*Set task*: Select, from the data, each line where "melegrekordot" occurs.
● ● ● ● ●
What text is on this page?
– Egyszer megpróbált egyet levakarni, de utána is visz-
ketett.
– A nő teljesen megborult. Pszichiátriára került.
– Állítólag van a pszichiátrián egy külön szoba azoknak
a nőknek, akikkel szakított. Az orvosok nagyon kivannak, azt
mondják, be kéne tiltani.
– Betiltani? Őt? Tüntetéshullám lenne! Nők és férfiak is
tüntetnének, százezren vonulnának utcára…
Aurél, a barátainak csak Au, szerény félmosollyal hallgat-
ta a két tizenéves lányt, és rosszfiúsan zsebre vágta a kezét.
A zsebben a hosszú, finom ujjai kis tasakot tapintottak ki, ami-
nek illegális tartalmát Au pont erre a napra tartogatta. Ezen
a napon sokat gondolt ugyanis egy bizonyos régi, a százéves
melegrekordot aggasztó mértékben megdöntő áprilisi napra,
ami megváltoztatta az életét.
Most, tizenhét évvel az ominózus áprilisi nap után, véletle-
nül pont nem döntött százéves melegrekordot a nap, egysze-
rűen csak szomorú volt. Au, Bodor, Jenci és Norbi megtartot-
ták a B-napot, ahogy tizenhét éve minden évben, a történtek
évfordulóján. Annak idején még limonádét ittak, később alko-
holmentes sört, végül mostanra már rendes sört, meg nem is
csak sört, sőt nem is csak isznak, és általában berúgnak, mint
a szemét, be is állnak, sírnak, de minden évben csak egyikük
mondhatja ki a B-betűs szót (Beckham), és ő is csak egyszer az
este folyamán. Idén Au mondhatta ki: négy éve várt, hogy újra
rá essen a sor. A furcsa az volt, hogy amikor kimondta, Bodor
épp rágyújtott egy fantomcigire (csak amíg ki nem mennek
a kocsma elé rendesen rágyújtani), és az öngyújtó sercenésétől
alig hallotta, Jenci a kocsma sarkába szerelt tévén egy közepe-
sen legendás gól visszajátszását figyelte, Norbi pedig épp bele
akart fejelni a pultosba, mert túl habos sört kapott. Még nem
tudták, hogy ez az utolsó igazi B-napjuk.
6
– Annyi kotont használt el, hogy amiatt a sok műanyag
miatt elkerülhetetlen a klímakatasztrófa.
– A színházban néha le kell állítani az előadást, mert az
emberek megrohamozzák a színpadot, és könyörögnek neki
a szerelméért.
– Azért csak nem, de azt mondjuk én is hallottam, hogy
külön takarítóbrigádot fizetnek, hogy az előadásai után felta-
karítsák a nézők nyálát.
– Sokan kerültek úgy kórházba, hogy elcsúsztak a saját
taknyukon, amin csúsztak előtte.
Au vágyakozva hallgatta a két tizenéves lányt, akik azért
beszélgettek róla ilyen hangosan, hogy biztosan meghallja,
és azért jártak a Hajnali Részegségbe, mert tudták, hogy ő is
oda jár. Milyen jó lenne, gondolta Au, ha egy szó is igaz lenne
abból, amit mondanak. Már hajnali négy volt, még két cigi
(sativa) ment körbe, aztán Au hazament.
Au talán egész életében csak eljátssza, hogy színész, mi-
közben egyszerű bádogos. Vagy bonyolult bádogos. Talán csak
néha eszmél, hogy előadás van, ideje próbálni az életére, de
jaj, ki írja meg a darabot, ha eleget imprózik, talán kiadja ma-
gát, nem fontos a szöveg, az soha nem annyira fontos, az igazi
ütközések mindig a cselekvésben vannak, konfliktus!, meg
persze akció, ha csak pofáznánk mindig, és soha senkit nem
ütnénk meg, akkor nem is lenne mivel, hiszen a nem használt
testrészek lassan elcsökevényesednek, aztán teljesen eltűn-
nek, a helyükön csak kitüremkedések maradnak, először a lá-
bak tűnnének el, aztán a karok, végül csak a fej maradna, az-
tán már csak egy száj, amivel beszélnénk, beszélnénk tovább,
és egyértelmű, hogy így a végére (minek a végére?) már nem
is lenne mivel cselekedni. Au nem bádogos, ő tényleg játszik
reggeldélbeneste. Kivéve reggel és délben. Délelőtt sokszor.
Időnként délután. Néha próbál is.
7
● ● ● ● ●
*Solution to the exercise*:
melegrekordot aggasztó mértékben megdöntő áprilisi napra,
nül pont nem döntött százéves melegrekordot a nap, egysze-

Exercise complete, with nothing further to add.